Short problem :: Write out each line exactly as given. Leave the pictures out of your copy.

Materials provided ::
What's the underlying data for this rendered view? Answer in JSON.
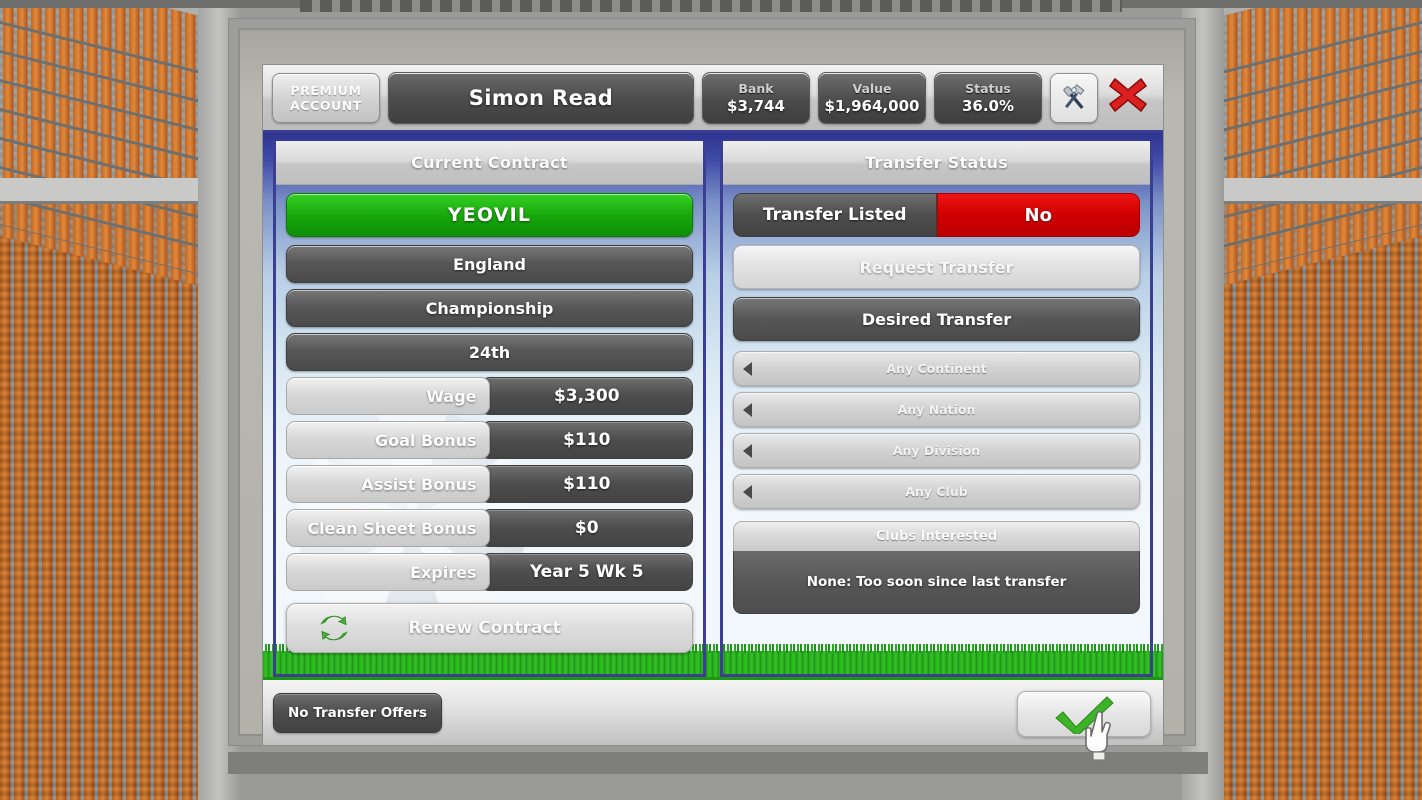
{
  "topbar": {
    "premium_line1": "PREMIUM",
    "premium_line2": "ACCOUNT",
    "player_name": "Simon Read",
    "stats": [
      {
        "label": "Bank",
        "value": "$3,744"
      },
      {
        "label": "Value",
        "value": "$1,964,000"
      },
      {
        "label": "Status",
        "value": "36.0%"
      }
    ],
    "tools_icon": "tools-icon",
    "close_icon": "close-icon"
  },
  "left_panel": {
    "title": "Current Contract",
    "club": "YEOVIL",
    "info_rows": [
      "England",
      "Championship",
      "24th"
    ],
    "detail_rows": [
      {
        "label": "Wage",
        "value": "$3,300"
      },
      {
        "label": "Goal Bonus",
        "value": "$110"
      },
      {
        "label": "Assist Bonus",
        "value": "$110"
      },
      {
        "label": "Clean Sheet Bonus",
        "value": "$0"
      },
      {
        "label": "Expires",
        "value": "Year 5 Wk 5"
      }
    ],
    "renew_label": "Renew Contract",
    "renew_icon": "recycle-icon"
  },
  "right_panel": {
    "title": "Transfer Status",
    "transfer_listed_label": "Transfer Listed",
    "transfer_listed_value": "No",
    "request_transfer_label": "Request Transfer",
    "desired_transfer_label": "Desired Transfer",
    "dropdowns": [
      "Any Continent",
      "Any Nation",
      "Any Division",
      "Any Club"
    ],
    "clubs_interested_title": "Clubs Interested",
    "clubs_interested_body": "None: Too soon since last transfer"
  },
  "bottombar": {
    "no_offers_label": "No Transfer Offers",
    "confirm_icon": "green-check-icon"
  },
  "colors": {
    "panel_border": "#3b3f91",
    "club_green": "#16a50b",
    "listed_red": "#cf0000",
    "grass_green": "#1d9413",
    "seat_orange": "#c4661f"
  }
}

Expected answer ::
What's the underlying data for this rendered view? Answer in JSON.
{
  "topbar": {
    "premium_line1": "PREMIUM",
    "premium_line2": "ACCOUNT",
    "player_name": "Simon Read",
    "stats": [
      {
        "label": "Bank",
        "value": "$3,744"
      },
      {
        "label": "Value",
        "value": "$1,964,000"
      },
      {
        "label": "Status",
        "value": "36.0%"
      }
    ],
    "tools_icon": "tools-icon",
    "close_icon": "close-icon"
  },
  "left_panel": {
    "title": "Current Contract",
    "club": "YEOVIL",
    "info_rows": [
      "England",
      "Championship",
      "24th"
    ],
    "detail_rows": [
      {
        "label": "Wage",
        "value": "$3,300"
      },
      {
        "label": "Goal Bonus",
        "value": "$110"
      },
      {
        "label": "Assist Bonus",
        "value": "$110"
      },
      {
        "label": "Clean Sheet Bonus",
        "value": "$0"
      },
      {
        "label": "Expires",
        "value": "Year 5 Wk 5"
      }
    ],
    "renew_label": "Renew Contract",
    "renew_icon": "recycle-icon"
  },
  "right_panel": {
    "title": "Transfer Status",
    "transfer_listed_label": "Transfer Listed",
    "transfer_listed_value": "No",
    "request_transfer_label": "Request Transfer",
    "desired_transfer_label": "Desired Transfer",
    "dropdowns": [
      "Any Continent",
      "Any Nation",
      "Any Division",
      "Any Club"
    ],
    "clubs_interested_title": "Clubs Interested",
    "clubs_interested_body": "None: Too soon since last transfer"
  },
  "bottombar": {
    "no_offers_label": "No Transfer Offers",
    "confirm_icon": "green-check-icon"
  },
  "colors": {
    "panel_border": "#3b3f91",
    "club_green": "#16a50b",
    "listed_red": "#cf0000",
    "grass_green": "#1d9413",
    "seat_orange": "#c4661f"
  }
}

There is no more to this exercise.